(Data for this task):
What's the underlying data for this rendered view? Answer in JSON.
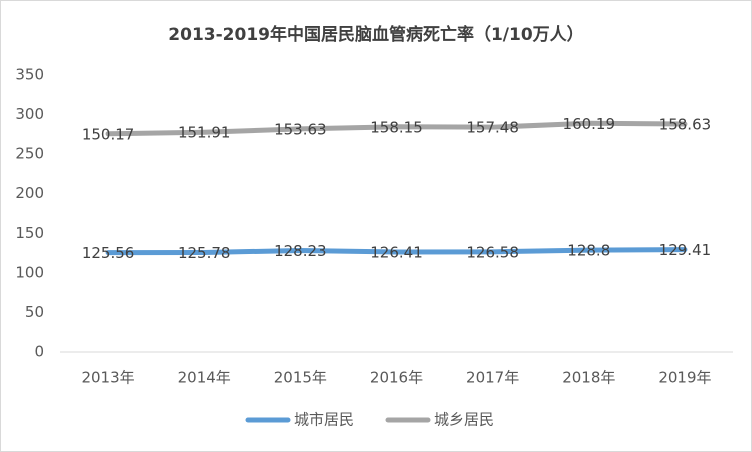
{
  "chart_data": {
    "type": "line",
    "title": "2013-2019年中国居民脑血管病死亡率（1/10万人）",
    "categories": [
      "2013年",
      "2014年",
      "2015年",
      "2016年",
      "2017年",
      "2018年",
      "2019年"
    ],
    "stacked": true,
    "series": [
      {
        "name": "城市居民",
        "color": "#5b9bd5",
        "values": [
          125.56,
          125.78,
          128.23,
          126.41,
          126.58,
          128.8,
          129.41
        ]
      },
      {
        "name": "城乡居民",
        "color": "#a5a5a5",
        "values": [
          150.17,
          151.91,
          153.63,
          158.15,
          157.48,
          160.19,
          158.63
        ]
      }
    ],
    "ylim": [
      0,
      350
    ],
    "yticks": [
      0,
      50,
      100,
      150,
      200,
      250,
      300,
      350
    ],
    "grid": false,
    "legend": "bottom"
  }
}
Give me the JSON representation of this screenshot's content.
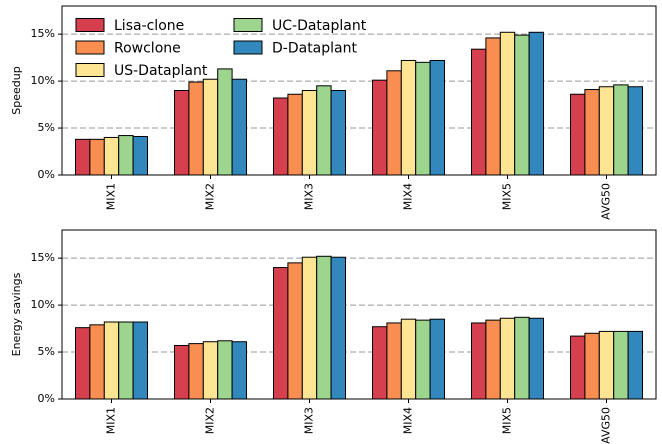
{
  "chart_data": [
    {
      "type": "bar",
      "ylabel": "Speedup",
      "legend": "upper left",
      "grid": true,
      "categories": [
        "MIX1",
        "MIX2",
        "MIX3",
        "MIX4",
        "MIX5",
        "AVG50"
      ],
      "ylim": [
        0,
        18
      ],
      "yticks": [
        {
          "value": 0,
          "label": "0%"
        },
        {
          "value": 5,
          "label": "5%"
        },
        {
          "value": 10,
          "label": "10%"
        },
        {
          "value": 15,
          "label": "15%"
        }
      ],
      "series": [
        {
          "name": "Lisa-clone",
          "color": "#d6404e",
          "values": [
            3.8,
            9.0,
            8.2,
            10.1,
            13.4,
            8.6
          ]
        },
        {
          "name": "Rowclone",
          "color": "#f98e52",
          "values": [
            3.8,
            9.9,
            8.6,
            11.1,
            14.6,
            9.1
          ]
        },
        {
          "name": "US-Dataplant",
          "color": "#fee593",
          "values": [
            4.0,
            10.2,
            9.0,
            12.2,
            15.2,
            9.4
          ]
        },
        {
          "name": "UC-Dataplant",
          "color": "#9dd58f",
          "values": [
            4.2,
            11.3,
            9.5,
            12.0,
            14.9,
            9.6
          ]
        },
        {
          "name": "D-Dataplant",
          "color": "#3288bd",
          "values": [
            4.1,
            10.2,
            9.0,
            12.2,
            15.2,
            9.4
          ]
        }
      ]
    },
    {
      "type": "bar",
      "ylabel": "Energy savings",
      "grid": true,
      "categories": [
        "MIX1",
        "MIX2",
        "MIX3",
        "MIX4",
        "MIX5",
        "AVG50"
      ],
      "ylim": [
        0,
        18
      ],
      "yticks": [
        {
          "value": 0,
          "label": "0%"
        },
        {
          "value": 5,
          "label": "5%"
        },
        {
          "value": 10,
          "label": "10%"
        },
        {
          "value": 15,
          "label": "15%"
        }
      ],
      "series": [
        {
          "color": "#d6404e",
          "values": [
            7.6,
            5.7,
            14.0,
            7.7,
            8.1,
            6.7
          ]
        },
        {
          "color": "#f98e52",
          "values": [
            7.9,
            5.9,
            14.5,
            8.1,
            8.4,
            7.0
          ]
        },
        {
          "color": "#fee593",
          "values": [
            8.2,
            6.1,
            15.1,
            8.5,
            8.6,
            7.2
          ]
        },
        {
          "color": "#9dd58f",
          "values": [
            8.2,
            6.2,
            15.2,
            8.4,
            8.7,
            7.2
          ]
        },
        {
          "color": "#3288bd",
          "values": [
            8.2,
            6.1,
            15.1,
            8.5,
            8.6,
            7.2
          ]
        }
      ]
    }
  ]
}
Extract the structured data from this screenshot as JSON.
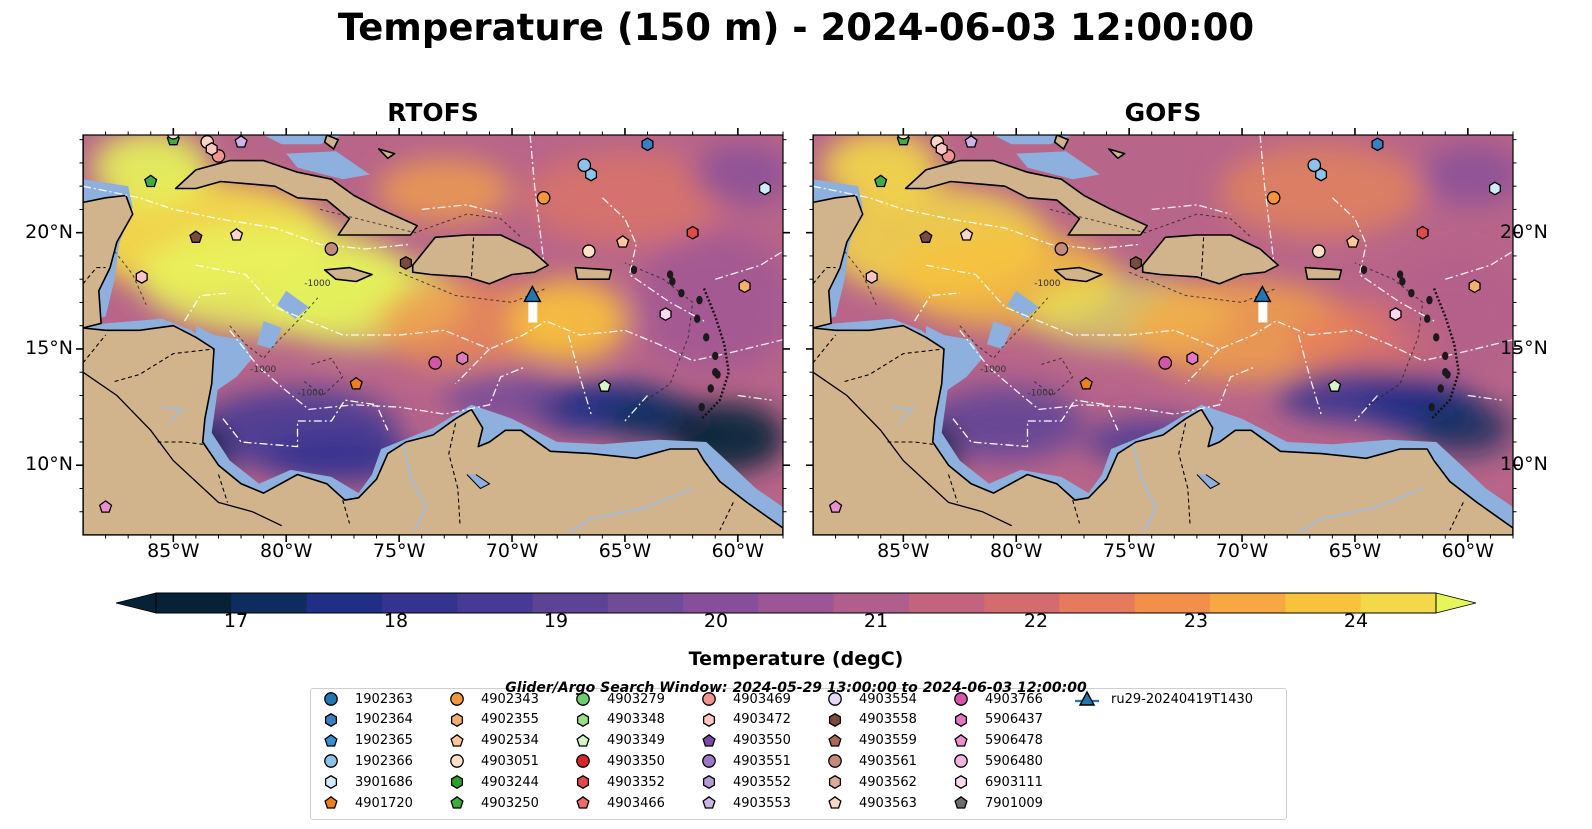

(Written exercise): Repeat the material above word for word and skip every image in it.

(Reply):
What's the underlying data for this rendered view? Answer in JSON.
{
  "chart_data": {
    "type": "line",
    "title": "2013-2019年中国居民脑血管病死亡率（1/10万人）",
    "categories": [
      "2013年",
      "2014年",
      "2015年",
      "2016年",
      "2017年",
      "2018年",
      "2019年"
    ],
    "stacked": true,
    "series": [
      {
        "name": "城市居民",
        "color": "#5b9bd5",
        "values": [
          125.56,
          125.78,
          128.23,
          126.41,
          126.58,
          128.8,
          129.41
        ]
      },
      {
        "name": "城乡居民",
        "color": "#a5a5a5",
        "values": [
          150.17,
          151.91,
          153.63,
          158.15,
          157.48,
          160.19,
          158.63
        ]
      }
    ],
    "ylim": [
      0,
      350
    ],
    "yticks": [
      0,
      50,
      100,
      150,
      200,
      250,
      300,
      350
    ],
    "grid": false,
    "legend": "bottom"
  }
}
Give me the JSON representation of this screenshot's content.
{
  "chart_data": [
    {
      "type": "bar",
      "ylabel": "Speedup",
      "legend": "upper left",
      "grid": true,
      "categories": [
        "MIX1",
        "MIX2",
        "MIX3",
        "MIX4",
        "MIX5",
        "AVG50"
      ],
      "ylim": [
        0,
        18
      ],
      "yticks": [
        {
          "value": 0,
          "label": "0%"
        },
        {
          "value": 5,
          "label": "5%"
        },
        {
          "value": 10,
          "label": "10%"
        },
        {
          "value": 15,
          "label": "15%"
        }
      ],
      "series": [
        {
          "name": "Lisa-clone",
          "color": "#d6404e",
          "values": [
            3.8,
            9.0,
            8.2,
            10.1,
            13.4,
            8.6
          ]
        },
        {
          "name": "Rowclone",
          "color": "#f98e52",
          "values": [
            3.8,
            9.9,
            8.6,
            11.1,
            14.6,
            9.1
          ]
        },
        {
          "name": "US-Dataplant",
          "color": "#fee593",
          "values": [
            4.0,
            10.2,
            9.0,
            12.2,
            15.2,
            9.4
          ]
        },
        {
          "name": "UC-Dataplant",
          "color": "#9dd58f",
          "values": [
            4.2,
            11.3,
            9.5,
            12.0,
            14.9,
            9.6
          ]
        },
        {
          "name": "D-Dataplant",
          "color": "#3288bd",
          "values": [
            4.1,
            10.2,
            9.0,
            12.2,
            15.2,
            9.4
          ]
        }
      ]
    },
    {
      "type": "bar",
      "ylabel": "Energy savings",
      "grid": true,
      "categories": [
        "MIX1",
        "MIX2",
        "MIX3",
        "MIX4",
        "MIX5",
        "AVG50"
      ],
      "ylim": [
        0,
        18
      ],
      "yticks": [
        {
          "value": 0,
          "label": "0%"
        },
        {
          "value": 5,
          "label": "5%"
        },
        {
          "value": 10,
          "label": "10%"
        },
        {
          "value": 15,
          "label": "15%"
        }
      ],
      "series": [
        {
          "color": "#d6404e",
          "values": [
            7.6,
            5.7,
            14.0,
            7.7,
            8.1,
            6.7
          ]
        },
        {
          "color": "#f98e52",
          "values": [
            7.9,
            5.9,
            14.5,
            8.1,
            8.4,
            7.0
          ]
        },
        {
          "color": "#fee593",
          "values": [
            8.2,
            6.1,
            15.1,
            8.5,
            8.6,
            7.2
          ]
        },
        {
          "color": "#9dd58f",
          "values": [
            8.2,
            6.2,
            15.2,
            8.4,
            8.7,
            7.2
          ]
        },
        {
          "color": "#3288bd",
          "values": [
            8.2,
            6.1,
            15.1,
            8.5,
            8.6,
            7.2
          ]
        }
      ]
    }
  ]
}
Extract the structured data from this screenshot as JSON.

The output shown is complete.